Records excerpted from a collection
* * * * * * * * *

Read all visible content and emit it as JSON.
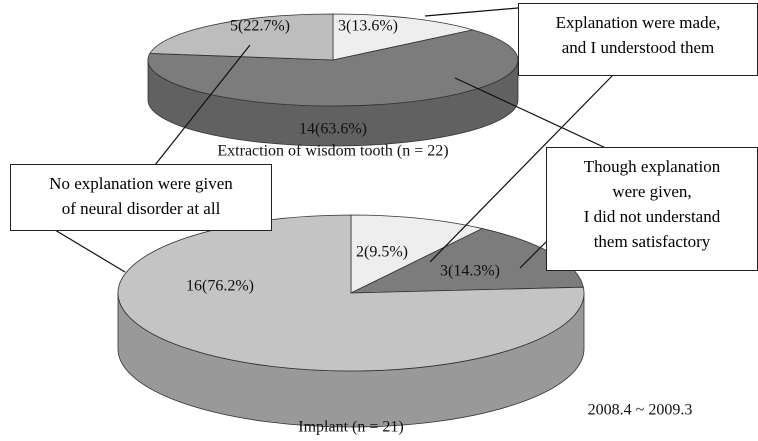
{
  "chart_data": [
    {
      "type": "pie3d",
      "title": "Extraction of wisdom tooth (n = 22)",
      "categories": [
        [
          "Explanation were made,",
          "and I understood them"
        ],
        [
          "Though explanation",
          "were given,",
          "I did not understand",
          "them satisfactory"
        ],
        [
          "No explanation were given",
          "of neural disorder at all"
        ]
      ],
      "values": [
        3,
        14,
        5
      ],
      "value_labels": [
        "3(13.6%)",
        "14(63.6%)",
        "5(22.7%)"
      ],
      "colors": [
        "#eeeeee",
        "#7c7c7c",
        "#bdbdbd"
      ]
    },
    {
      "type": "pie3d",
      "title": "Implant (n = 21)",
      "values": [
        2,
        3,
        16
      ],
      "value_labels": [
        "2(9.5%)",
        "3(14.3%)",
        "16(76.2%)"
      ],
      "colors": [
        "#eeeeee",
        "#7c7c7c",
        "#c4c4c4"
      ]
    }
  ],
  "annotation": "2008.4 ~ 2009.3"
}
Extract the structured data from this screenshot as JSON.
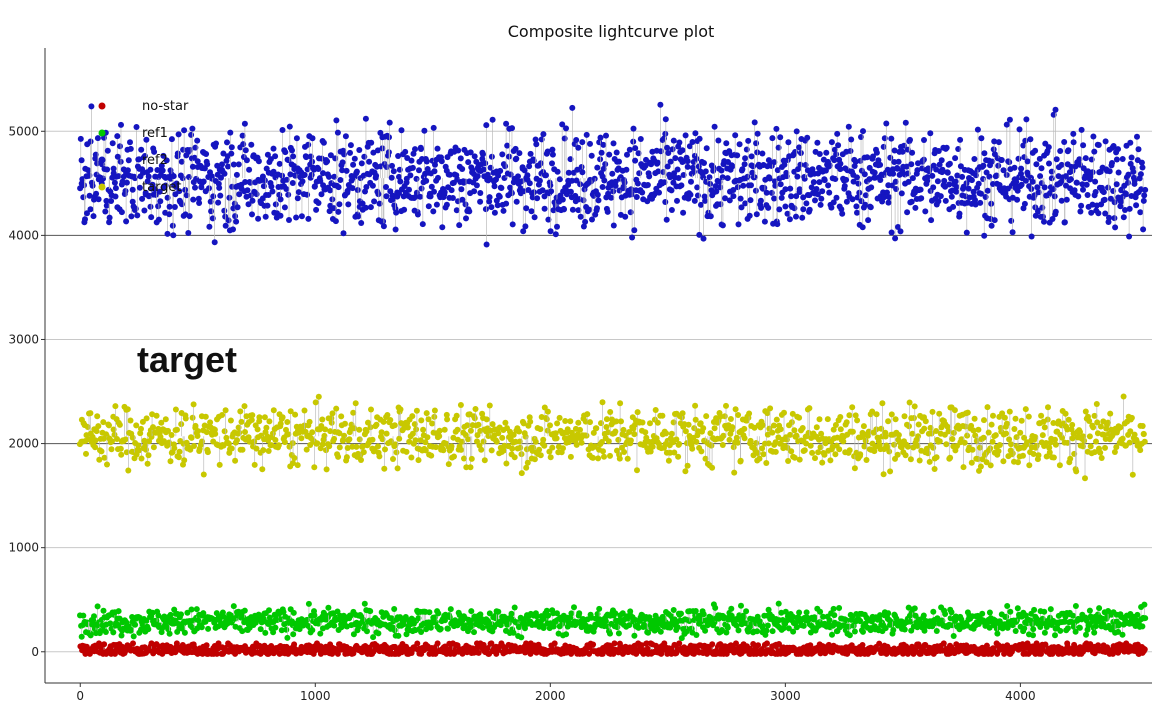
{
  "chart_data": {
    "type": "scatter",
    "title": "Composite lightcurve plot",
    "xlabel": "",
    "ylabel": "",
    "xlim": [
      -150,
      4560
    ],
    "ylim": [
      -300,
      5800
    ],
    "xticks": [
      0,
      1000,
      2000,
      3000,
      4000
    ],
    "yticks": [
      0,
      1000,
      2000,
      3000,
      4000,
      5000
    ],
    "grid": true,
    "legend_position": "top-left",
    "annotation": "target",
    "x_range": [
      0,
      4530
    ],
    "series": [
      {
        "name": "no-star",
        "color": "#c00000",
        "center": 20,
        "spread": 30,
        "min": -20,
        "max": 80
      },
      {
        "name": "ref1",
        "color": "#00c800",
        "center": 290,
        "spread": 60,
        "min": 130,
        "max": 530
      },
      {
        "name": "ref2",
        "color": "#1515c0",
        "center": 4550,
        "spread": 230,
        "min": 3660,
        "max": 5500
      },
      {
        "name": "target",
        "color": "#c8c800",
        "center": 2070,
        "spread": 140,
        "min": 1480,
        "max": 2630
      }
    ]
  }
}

* * * * * * * * *

◆ Work instructions:
Output the data exactly. Pictures don't belong in the result.

◆ Exercise answer:
Read all visible content and emit it as JSON.
{
  "chart_data": [
    {
      "type": "pie3d",
      "title": "Extraction of wisdom tooth (n = 22)",
      "categories": [
        [
          "Explanation were made,",
          "and I understood them"
        ],
        [
          "Though explanation",
          "were given,",
          "I did not understand",
          "them satisfactory"
        ],
        [
          "No explanation were given",
          "of neural disorder at all"
        ]
      ],
      "values": [
        3,
        14,
        5
      ],
      "value_labels": [
        "3(13.6%)",
        "14(63.6%)",
        "5(22.7%)"
      ],
      "colors": [
        "#eeeeee",
        "#7c7c7c",
        "#bdbdbd"
      ]
    },
    {
      "type": "pie3d",
      "title": "Implant (n = 21)",
      "values": [
        2,
        3,
        16
      ],
      "value_labels": [
        "2(9.5%)",
        "3(14.3%)",
        "16(76.2%)"
      ],
      "colors": [
        "#eeeeee",
        "#7c7c7c",
        "#c4c4c4"
      ]
    }
  ],
  "annotation": "2008.4 ~ 2009.3"
}
Extract the structured data from this screenshot as JSON.
{
  "chart_data": {
    "type": "scatter",
    "title": "Composite lightcurve plot",
    "xlabel": "",
    "ylabel": "",
    "xlim": [
      -150,
      4560
    ],
    "ylim": [
      -300,
      5800
    ],
    "xticks": [
      0,
      1000,
      2000,
      3000,
      4000
    ],
    "yticks": [
      0,
      1000,
      2000,
      3000,
      4000,
      5000
    ],
    "grid": true,
    "legend_position": "top-left",
    "annotation": "target",
    "x_range": [
      0,
      4530
    ],
    "series": [
      {
        "name": "no-star",
        "color": "#c00000",
        "center": 20,
        "spread": 30,
        "min": -20,
        "max": 80
      },
      {
        "name": "ref1",
        "color": "#00c800",
        "center": 290,
        "spread": 60,
        "min": 130,
        "max": 530
      },
      {
        "name": "ref2",
        "color": "#1515c0",
        "center": 4550,
        "spread": 230,
        "min": 3660,
        "max": 5500
      },
      {
        "name": "target",
        "color": "#c8c800",
        "center": 2070,
        "spread": 140,
        "min": 1480,
        "max": 2630
      }
    ]
  }
}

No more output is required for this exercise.